--- Document section Enclosed Below ---

In the EU, small brewers have a reduced excise tax rate. This tax rate also applies to small US brewers importing to the EU, whereas the equivalent small brewer tax relief in the US only applies to domestically-produced beer.
This puts EU brewers exporting to the US at an important disadvantage, Brigid Simmonds, chief executive of the British Beer and Pub Association, said at a conference in Brussels.
“If you are an EU small brewer, you get nothing when you go to the US,” Simmonds said, adding that she would like to see the EU put an emphasis on the issue as part of the ongoing negotiations of the Transatlantic Trade and Investment Partnership (TTIP).
“This is a very good example where industry needs to help us to make that case stronger in the discussions,” said Salvatore D’Acunto, the head of unit of the Commission's food and health care industries department.
“So we are absolutely open to take that on board, and to open the discussions with the US counterparts on this,” he added.
The EU brewing sector is responsible for two million jobs, representing 1% of all EU jobs; around 1.4 million jobs in the hospitality sector are sustained by beer, with a further 600,000 jobs being created in other interdependent sectors such as retail, farming and services.
“Beer is a driver for the European economy and a major job creator that goes far beyond breweries. For every one job in a brewery, there is one in agriculture, one in packaging and logistics, one in marketing, one in retail and 11 in the hospitality sector,” Demetrio Carceller, president of The Brewers of Europe, the representative body of the sector, said.
While there are signs of the sector returning to health, with both EU production and consumption showing slight growth over the last two years, beer market value growth still lags behind inflation while a further 4% of the jobs sustained by brewing have been lost, The Brewers of Europe said.

--- End of Enclosed Document section ---
--- Material provided Enclosed Below ---

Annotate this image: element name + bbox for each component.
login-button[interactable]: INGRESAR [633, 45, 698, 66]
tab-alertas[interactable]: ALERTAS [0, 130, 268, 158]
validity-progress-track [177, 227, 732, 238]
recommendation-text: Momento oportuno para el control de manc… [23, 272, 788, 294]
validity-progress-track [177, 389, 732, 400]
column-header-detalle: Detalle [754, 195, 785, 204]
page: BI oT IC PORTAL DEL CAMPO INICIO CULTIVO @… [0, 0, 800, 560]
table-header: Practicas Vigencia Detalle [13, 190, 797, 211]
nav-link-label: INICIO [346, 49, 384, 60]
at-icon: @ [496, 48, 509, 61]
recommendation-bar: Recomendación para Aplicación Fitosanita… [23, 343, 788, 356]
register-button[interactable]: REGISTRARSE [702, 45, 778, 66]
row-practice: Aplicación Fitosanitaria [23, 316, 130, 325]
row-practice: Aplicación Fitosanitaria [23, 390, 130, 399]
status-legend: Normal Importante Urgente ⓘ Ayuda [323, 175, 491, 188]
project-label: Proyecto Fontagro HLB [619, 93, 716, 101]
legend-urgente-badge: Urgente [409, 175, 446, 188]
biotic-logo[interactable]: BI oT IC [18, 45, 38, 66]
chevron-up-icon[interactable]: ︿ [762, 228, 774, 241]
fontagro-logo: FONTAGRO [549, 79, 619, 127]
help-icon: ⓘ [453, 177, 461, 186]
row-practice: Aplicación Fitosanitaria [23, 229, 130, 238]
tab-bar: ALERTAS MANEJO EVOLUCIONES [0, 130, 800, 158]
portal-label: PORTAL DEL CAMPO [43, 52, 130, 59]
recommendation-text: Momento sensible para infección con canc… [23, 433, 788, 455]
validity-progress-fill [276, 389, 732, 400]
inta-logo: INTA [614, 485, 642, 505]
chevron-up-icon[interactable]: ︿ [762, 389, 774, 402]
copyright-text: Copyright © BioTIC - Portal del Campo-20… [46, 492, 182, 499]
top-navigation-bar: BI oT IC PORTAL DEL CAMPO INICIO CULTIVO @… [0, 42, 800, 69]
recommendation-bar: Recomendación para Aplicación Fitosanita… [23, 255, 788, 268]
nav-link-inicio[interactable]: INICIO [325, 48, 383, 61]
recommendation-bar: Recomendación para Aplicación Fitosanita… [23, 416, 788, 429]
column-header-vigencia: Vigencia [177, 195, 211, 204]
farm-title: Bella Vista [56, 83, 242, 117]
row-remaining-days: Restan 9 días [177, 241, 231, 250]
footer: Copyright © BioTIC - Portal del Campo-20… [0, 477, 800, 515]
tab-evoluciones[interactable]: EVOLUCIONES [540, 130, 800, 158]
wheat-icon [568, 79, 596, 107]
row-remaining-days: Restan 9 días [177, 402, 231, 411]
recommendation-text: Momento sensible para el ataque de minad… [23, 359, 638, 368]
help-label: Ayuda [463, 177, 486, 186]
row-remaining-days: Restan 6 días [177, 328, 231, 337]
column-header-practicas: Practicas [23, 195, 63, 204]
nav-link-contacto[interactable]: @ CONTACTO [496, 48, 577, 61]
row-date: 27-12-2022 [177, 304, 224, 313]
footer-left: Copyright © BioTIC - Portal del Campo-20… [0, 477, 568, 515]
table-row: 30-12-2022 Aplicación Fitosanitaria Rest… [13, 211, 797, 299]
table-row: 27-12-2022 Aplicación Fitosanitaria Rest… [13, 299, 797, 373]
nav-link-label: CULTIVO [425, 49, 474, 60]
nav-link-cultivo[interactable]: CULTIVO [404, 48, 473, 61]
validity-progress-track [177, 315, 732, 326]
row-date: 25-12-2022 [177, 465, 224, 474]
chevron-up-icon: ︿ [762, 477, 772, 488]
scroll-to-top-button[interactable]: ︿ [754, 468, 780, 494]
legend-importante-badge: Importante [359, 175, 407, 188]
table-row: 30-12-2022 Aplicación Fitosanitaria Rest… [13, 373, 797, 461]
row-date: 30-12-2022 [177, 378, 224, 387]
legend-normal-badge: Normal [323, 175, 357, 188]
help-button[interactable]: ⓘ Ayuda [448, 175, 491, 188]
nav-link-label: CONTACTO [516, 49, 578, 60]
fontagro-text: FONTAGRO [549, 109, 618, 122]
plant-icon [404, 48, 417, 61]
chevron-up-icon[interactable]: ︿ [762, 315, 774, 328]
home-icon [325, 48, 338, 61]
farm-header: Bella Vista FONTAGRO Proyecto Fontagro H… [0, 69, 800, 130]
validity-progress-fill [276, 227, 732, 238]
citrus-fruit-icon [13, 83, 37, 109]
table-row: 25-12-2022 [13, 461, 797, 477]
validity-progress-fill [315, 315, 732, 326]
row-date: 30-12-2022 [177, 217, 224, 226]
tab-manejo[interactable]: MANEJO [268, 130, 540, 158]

--- End of Enclosed Material provided ---

• **Prompt 1**
Determine whether each of the following statements agrees with the passage on beer excise taxes, answering yes or no for each and quoting the deciding words of the passage: (a) The reduced EU excise rate for small brewers also applies to small US brewers importing to the EU. (b) The EU brewing sector accounts for 5% of all EU jobs. (c) Salvatore D'Acunto stated that the Commission is open to discussing the matter with US counterparts.
• **Prompt 2**
Reproduce verbatim the portion of the passage on beer excise taxes from "The EU brewing" up to and including "farming and services.".

• **Exercise output 1**
(a) Yes: "This tax rate also applies to small US brewers importing to the EU"
(b) No: "representing 1% of all EU jobs"
(c) Yes: "So we are absolutely open to take that on board, and to open the discussions with the US counterparts on this"

• **Exercise output 2**
The EU brewing sector is responsible for two million jobs, representing 1% of all EU jobs; around 1.4 million jobs in the hospitality sector are sustained by beer, with a further 600,000 jobs being created in other interdependent sectors such as retail, farming and services.